Input data =>
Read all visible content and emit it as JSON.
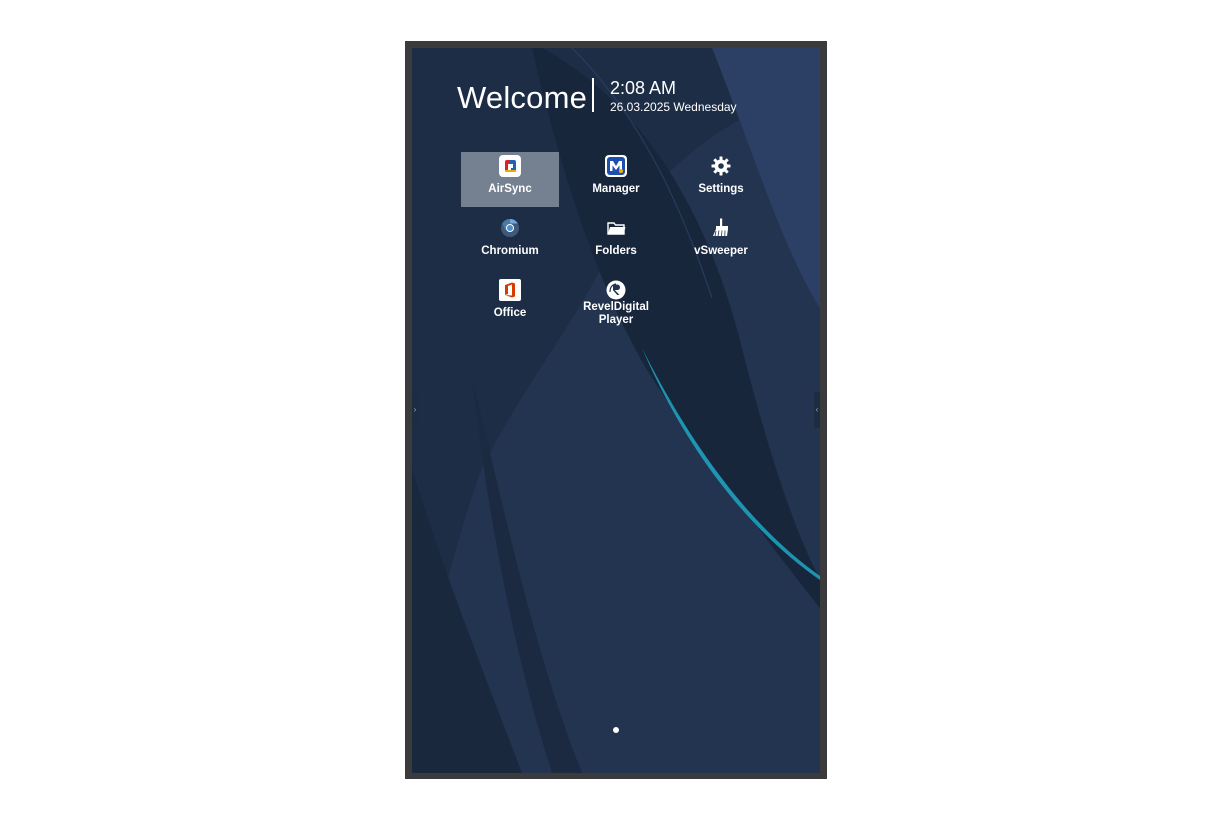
{
  "header": {
    "welcome": "Welcome",
    "time": "2:08 AM",
    "date": "26.03.2025 Wednesday"
  },
  "apps": [
    {
      "label": "AirSync",
      "icon": "airsync-icon",
      "selected": true
    },
    {
      "label": "Manager",
      "icon": "manager-icon"
    },
    {
      "label": "Settings",
      "icon": "gear-icon"
    },
    {
      "label": "Chromium",
      "icon": "chromium-icon"
    },
    {
      "label": "Folders",
      "icon": "folder-icon"
    },
    {
      "label": "vSweeper",
      "icon": "broom-icon"
    },
    {
      "label": "Office",
      "icon": "office-icon"
    },
    {
      "label": "RevelDigital Player",
      "icon": "reveldigital-icon"
    }
  ],
  "colors": {
    "wallpaper_base": "#22344f",
    "wallpaper_dark": "#17243a",
    "accent_line": "#1fa7c4",
    "bezel": "#3b3b3d"
  },
  "pager": {
    "pages": 1,
    "current": 1
  },
  "edge_handles": {
    "left": "›",
    "right": "‹"
  }
}
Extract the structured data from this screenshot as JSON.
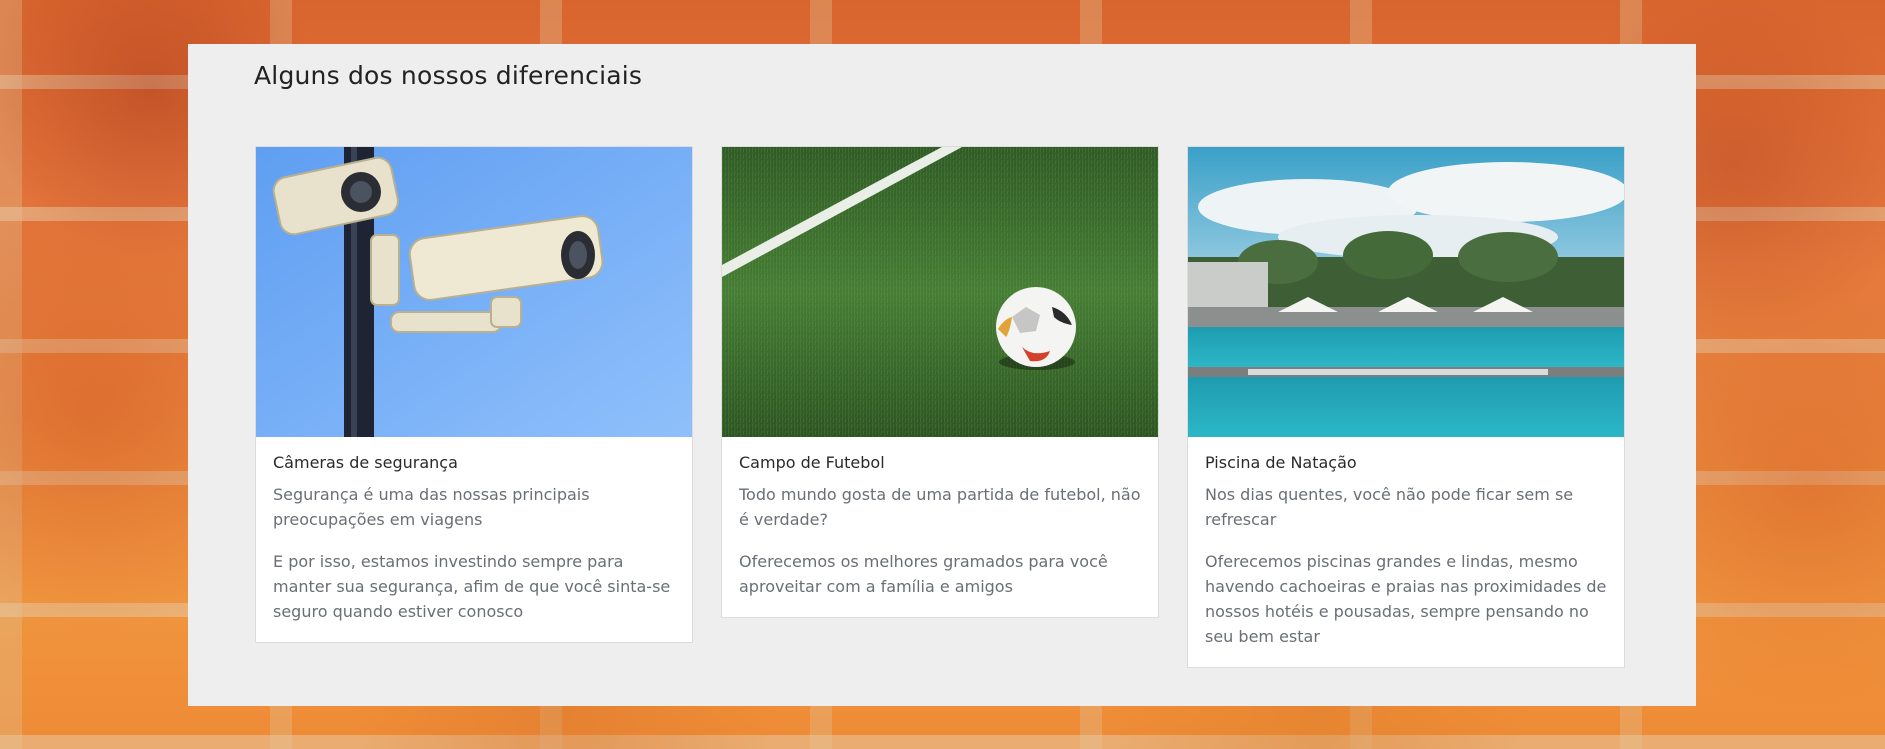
{
  "section": {
    "title": "Alguns dos nossos diferenciais"
  },
  "cards": [
    {
      "image": "security-cameras-photo",
      "title": "Câmeras de segurança",
      "text1": "Segurança é uma das nossas principais preocupações em viagens",
      "text2": "E por isso, estamos investindo sempre para manter sua segurança, afim de que você sinta-se seguro quando estiver conosco"
    },
    {
      "image": "soccer-field-photo",
      "title": "Campo de Futebol",
      "text1": "Todo mundo gosta de uma partida de futebol, não é verdade?",
      "text2": "Oferecemos os melhores gramados para você aproveitar com a família e amigos"
    },
    {
      "image": "swimming-pool-photo",
      "title": "Piscina de Natação",
      "text1": "Nos dias quentes, você não pode ficar sem se refrescar",
      "text2": "Oferecemos piscinas grandes e lindas, mesmo havendo cachoeiras e praias nas proximidades de nossos hotéis e pousadas, sempre pensando no seu bem estar"
    }
  ],
  "colors": {
    "panel": "#eeeeee",
    "card": "#ffffff",
    "title_text": "#222222",
    "body_text": "#6a6f75"
  }
}
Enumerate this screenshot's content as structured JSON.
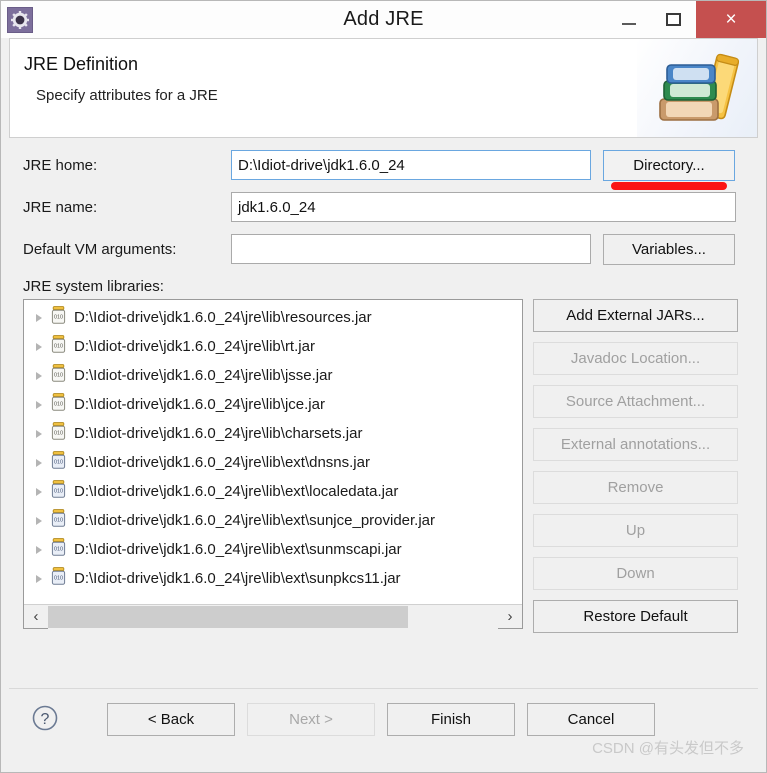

What to work on =>
Write out the full listing verbatim, excluding its pictures.

Written answer =>
Read all visible content and emit it as JSON.
{
  "header": {
    "welcome": "Welcome",
    "time": "2:08 AM",
    "date": "26.03.2025 Wednesday"
  },
  "apps": [
    {
      "label": "AirSync",
      "icon": "airsync-icon",
      "selected": true
    },
    {
      "label": "Manager",
      "icon": "manager-icon"
    },
    {
      "label": "Settings",
      "icon": "gear-icon"
    },
    {
      "label": "Chromium",
      "icon": "chromium-icon"
    },
    {
      "label": "Folders",
      "icon": "folder-icon"
    },
    {
      "label": "vSweeper",
      "icon": "broom-icon"
    },
    {
      "label": "Office",
      "icon": "office-icon"
    },
    {
      "label": "RevelDigital Player",
      "icon": "reveldigital-icon"
    }
  ],
  "colors": {
    "wallpaper_base": "#22344f",
    "wallpaper_dark": "#17243a",
    "accent_line": "#1fa7c4",
    "bezel": "#3b3b3d"
  },
  "pager": {
    "pages": 1,
    "current": 1
  },
  "edge_handles": {
    "left": "›",
    "right": "‹"
  }
}
Extract the structured data from this screenshot as JSON.
{
  "section": {
    "title": "Alguns dos nossos diferenciais"
  },
  "cards": [
    {
      "image": "security-cameras-photo",
      "title": "Câmeras de segurança",
      "text1": "Segurança é uma das nossas principais preocupações em viagens",
      "text2": "E por isso, estamos investindo sempre para manter sua segurança, afim de que você sinta-se seguro quando estiver conosco"
    },
    {
      "image": "soccer-field-photo",
      "title": "Campo de Futebol",
      "text1": "Todo mundo gosta de uma partida de futebol, não é verdade?",
      "text2": "Oferecemos os melhores gramados para você aproveitar com a família e amigos"
    },
    {
      "image": "swimming-pool-photo",
      "title": "Piscina de Natação",
      "text1": "Nos dias quentes, você não pode ficar sem se refrescar",
      "text2": "Oferecemos piscinas grandes e lindas, mesmo havendo cachoeiras e praias nas proximidades de nossos hotéis e pousadas, sempre pensando no seu bem estar"
    }
  ],
  "colors": {
    "panel": "#eeeeee",
    "card": "#ffffff",
    "title_text": "#222222",
    "body_text": "#6a6f75"
  }
}
Enumerate this screenshot's content as structured JSON.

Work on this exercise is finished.